-- Stated exercise --
Return each line of the records holding the string "screenshot".

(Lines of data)
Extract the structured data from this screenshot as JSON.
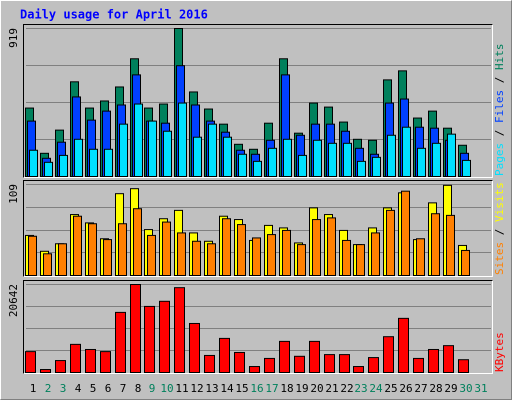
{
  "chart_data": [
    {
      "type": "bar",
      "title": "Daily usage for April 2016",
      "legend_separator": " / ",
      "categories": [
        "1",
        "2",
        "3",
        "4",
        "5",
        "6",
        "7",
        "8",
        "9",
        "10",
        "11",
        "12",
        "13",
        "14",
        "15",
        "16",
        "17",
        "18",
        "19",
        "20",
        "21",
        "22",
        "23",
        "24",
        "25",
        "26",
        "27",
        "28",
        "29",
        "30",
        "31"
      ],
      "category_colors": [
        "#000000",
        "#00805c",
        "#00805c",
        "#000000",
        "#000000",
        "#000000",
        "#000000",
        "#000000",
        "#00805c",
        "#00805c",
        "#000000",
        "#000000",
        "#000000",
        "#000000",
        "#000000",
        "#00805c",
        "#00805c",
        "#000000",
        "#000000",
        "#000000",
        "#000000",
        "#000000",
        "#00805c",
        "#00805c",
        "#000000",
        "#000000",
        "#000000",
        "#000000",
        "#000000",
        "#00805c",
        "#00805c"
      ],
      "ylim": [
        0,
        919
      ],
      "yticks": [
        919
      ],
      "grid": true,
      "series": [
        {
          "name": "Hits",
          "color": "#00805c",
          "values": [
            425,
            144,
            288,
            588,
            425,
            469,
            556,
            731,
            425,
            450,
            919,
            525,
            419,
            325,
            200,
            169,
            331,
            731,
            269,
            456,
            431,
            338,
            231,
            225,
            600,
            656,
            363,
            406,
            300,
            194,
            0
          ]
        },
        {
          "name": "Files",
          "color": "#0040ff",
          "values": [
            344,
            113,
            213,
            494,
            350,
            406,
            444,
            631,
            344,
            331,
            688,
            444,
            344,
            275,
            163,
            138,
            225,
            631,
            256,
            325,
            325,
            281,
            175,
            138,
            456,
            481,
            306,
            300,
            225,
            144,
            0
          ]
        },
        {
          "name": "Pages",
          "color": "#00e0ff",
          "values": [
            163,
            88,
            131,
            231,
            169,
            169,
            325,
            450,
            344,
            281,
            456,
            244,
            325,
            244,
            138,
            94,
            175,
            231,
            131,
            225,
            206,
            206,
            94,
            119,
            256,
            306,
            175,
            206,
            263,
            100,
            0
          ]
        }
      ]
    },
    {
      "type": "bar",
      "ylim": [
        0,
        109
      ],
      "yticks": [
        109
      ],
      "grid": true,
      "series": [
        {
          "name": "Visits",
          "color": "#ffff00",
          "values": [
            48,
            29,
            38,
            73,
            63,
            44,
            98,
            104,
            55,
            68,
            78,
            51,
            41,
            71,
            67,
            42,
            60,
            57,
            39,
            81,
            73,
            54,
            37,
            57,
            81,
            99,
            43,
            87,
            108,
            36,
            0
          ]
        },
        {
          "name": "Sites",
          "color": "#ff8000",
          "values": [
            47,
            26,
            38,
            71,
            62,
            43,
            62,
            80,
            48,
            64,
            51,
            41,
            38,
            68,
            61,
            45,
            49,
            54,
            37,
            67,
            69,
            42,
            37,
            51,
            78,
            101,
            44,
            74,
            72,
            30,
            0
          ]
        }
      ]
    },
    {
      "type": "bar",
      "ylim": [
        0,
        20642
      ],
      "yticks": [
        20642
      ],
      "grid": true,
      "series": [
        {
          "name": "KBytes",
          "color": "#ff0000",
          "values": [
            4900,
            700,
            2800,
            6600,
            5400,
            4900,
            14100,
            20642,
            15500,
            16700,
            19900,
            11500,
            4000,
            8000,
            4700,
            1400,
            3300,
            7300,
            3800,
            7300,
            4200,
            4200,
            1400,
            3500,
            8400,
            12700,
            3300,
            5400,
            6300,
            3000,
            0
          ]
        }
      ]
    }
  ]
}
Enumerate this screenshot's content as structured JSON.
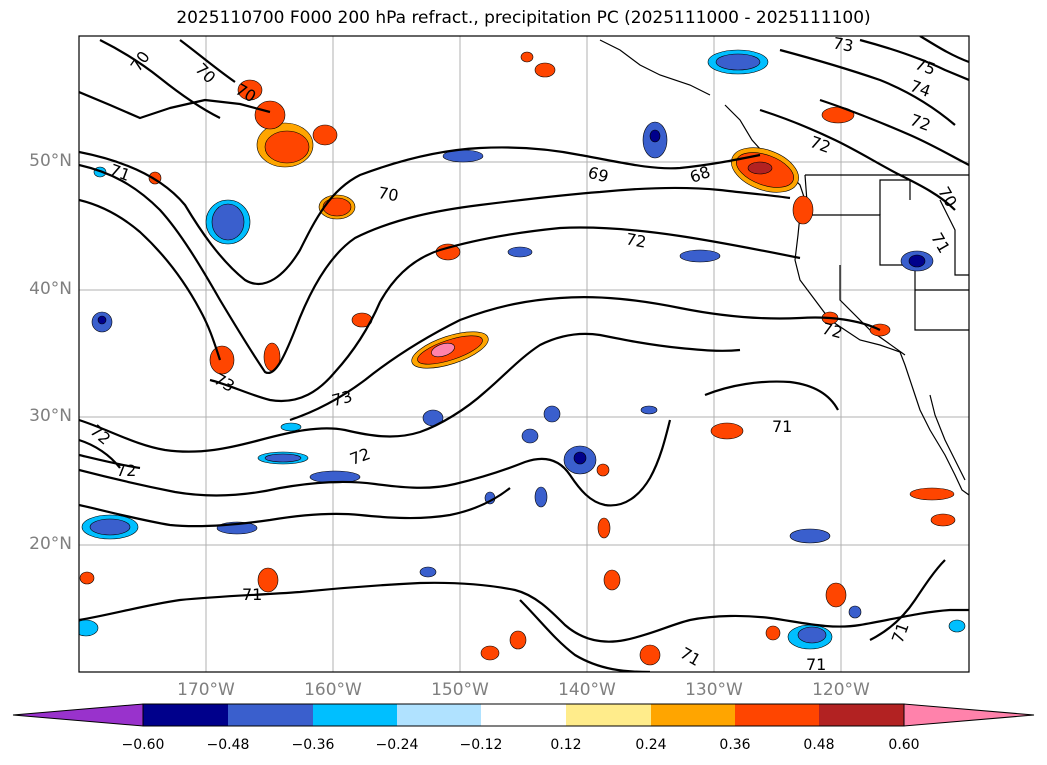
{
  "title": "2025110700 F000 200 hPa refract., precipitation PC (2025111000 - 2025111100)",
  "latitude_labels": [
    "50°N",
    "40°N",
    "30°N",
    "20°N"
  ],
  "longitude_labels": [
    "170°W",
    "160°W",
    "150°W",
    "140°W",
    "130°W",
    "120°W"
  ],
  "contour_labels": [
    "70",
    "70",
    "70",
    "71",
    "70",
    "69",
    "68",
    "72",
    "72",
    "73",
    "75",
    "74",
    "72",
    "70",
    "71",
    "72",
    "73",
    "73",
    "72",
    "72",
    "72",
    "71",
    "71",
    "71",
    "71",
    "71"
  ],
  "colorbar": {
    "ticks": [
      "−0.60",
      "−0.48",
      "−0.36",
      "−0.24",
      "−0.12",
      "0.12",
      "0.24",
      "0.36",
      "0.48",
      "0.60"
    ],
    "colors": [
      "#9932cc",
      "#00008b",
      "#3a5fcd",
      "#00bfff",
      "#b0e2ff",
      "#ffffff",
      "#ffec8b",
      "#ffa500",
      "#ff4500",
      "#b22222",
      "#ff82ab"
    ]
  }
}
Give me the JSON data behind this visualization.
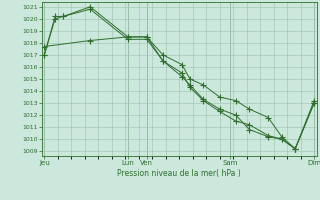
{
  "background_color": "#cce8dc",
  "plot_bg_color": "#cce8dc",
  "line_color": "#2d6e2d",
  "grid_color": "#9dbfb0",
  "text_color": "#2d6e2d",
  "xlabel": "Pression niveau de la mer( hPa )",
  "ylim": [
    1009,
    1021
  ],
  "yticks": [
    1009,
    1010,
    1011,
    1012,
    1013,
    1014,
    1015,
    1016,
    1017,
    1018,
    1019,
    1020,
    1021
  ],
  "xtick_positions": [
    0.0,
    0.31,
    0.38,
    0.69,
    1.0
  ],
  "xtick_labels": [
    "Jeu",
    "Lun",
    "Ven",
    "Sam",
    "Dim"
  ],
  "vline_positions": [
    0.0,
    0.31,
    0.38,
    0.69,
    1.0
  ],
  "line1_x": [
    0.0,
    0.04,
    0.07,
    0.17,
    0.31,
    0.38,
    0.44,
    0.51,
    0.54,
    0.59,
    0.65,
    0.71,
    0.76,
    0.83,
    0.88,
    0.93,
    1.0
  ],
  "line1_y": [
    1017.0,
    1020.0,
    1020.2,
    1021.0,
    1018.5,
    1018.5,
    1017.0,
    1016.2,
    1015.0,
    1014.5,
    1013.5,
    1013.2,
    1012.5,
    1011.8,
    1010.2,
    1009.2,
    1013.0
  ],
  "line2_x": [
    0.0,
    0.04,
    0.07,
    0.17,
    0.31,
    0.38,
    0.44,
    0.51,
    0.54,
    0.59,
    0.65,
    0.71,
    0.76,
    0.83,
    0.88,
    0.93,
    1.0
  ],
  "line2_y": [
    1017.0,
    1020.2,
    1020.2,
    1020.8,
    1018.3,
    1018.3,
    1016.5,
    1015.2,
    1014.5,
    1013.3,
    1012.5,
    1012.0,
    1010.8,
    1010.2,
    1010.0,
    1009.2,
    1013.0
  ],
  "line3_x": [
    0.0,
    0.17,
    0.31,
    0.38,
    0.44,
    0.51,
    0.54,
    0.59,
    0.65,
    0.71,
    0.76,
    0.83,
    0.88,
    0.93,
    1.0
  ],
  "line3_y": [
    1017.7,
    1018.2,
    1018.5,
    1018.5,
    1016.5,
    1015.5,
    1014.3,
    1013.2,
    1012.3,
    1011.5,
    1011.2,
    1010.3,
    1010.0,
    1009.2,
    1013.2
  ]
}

-- Answer for the task --
Extract the structured data from this screenshot as JSON.
Enumerate this screenshot's content as structured JSON.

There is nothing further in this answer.